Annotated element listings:
- - -
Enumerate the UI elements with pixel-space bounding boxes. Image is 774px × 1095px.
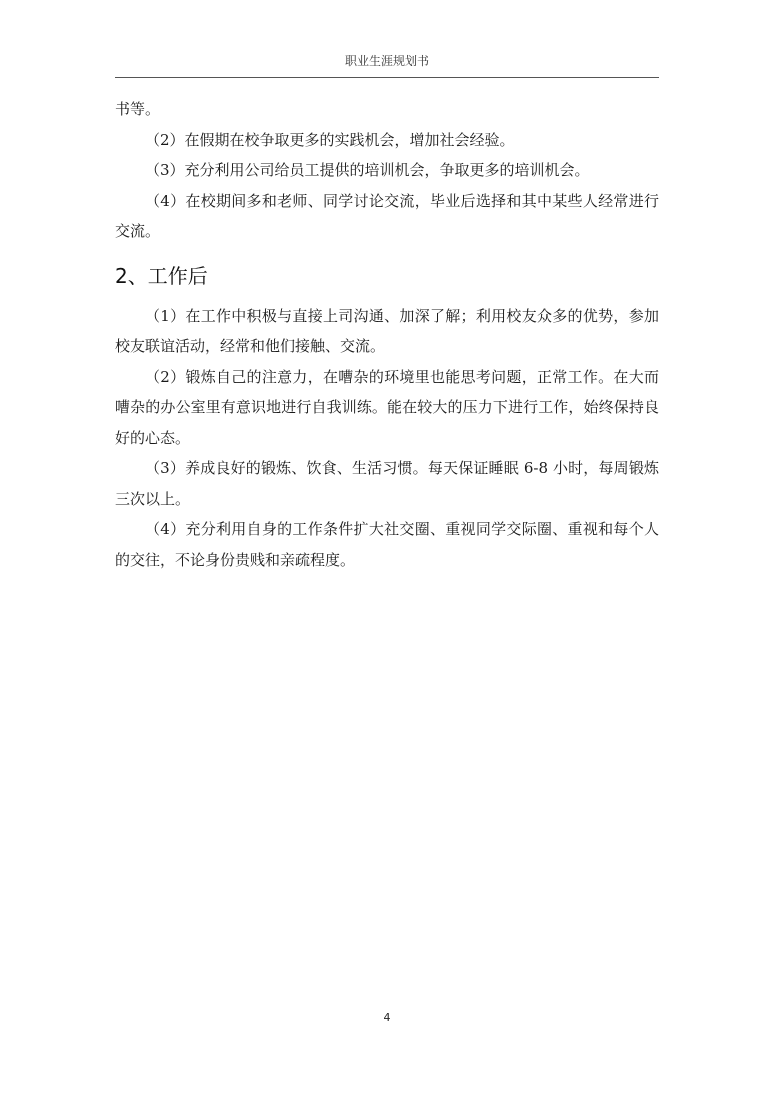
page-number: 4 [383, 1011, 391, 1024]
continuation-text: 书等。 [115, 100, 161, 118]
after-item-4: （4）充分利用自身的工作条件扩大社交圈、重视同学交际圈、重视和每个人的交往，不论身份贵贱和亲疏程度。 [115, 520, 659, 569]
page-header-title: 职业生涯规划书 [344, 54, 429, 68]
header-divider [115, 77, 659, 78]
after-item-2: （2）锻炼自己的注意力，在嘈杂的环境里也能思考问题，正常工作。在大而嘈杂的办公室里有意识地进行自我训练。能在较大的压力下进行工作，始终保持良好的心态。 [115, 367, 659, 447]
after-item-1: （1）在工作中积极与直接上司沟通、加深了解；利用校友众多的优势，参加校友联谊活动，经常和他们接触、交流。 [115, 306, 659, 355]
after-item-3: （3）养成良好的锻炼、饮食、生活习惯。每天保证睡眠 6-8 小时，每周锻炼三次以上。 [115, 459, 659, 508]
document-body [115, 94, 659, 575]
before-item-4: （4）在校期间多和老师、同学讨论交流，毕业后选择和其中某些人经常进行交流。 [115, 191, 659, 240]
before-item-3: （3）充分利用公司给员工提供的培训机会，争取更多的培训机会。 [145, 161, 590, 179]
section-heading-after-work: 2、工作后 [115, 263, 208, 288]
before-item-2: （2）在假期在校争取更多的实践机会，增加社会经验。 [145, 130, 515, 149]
- - -
* Instructions for the task: Retype the lines in the data above, starting at the line with "page-number: 4 [383, 1011, 391, 1024]" and ending with the line with "document-body [115, 94, 659, 575]", both included, without changing a character.

* Answer to this exercise:
page-number: 4 [383, 1011, 391, 1024]
continuation-text: 书等。 [115, 100, 161, 118]
after-item-4: （4）充分利用自身的工作条件扩大社交圈、重视同学交际圈、重视和每个人的交往，不论身份贵贱和亲疏程度。 [115, 520, 659, 569]
page-header-title: 职业生涯规划书 [344, 54, 429, 68]
header-divider [115, 77, 659, 78]
after-item-2: （2）锻炼自己的注意力，在嘈杂的环境里也能思考问题，正常工作。在大而嘈杂的办公室里有意识地进行自我训练。能在较大的压力下进行工作，始终保持良好的心态。 [115, 367, 659, 447]
after-item-1: （1）在工作中积极与直接上司沟通、加深了解；利用校友众多的优势，参加校友联谊活动，经常和他们接触、交流。 [115, 306, 659, 355]
after-item-3: （3）养成良好的锻炼、饮食、生活习惯。每天保证睡眠 6-8 小时，每周锻炼三次以上。 [115, 459, 659, 508]
document-body [115, 94, 659, 575]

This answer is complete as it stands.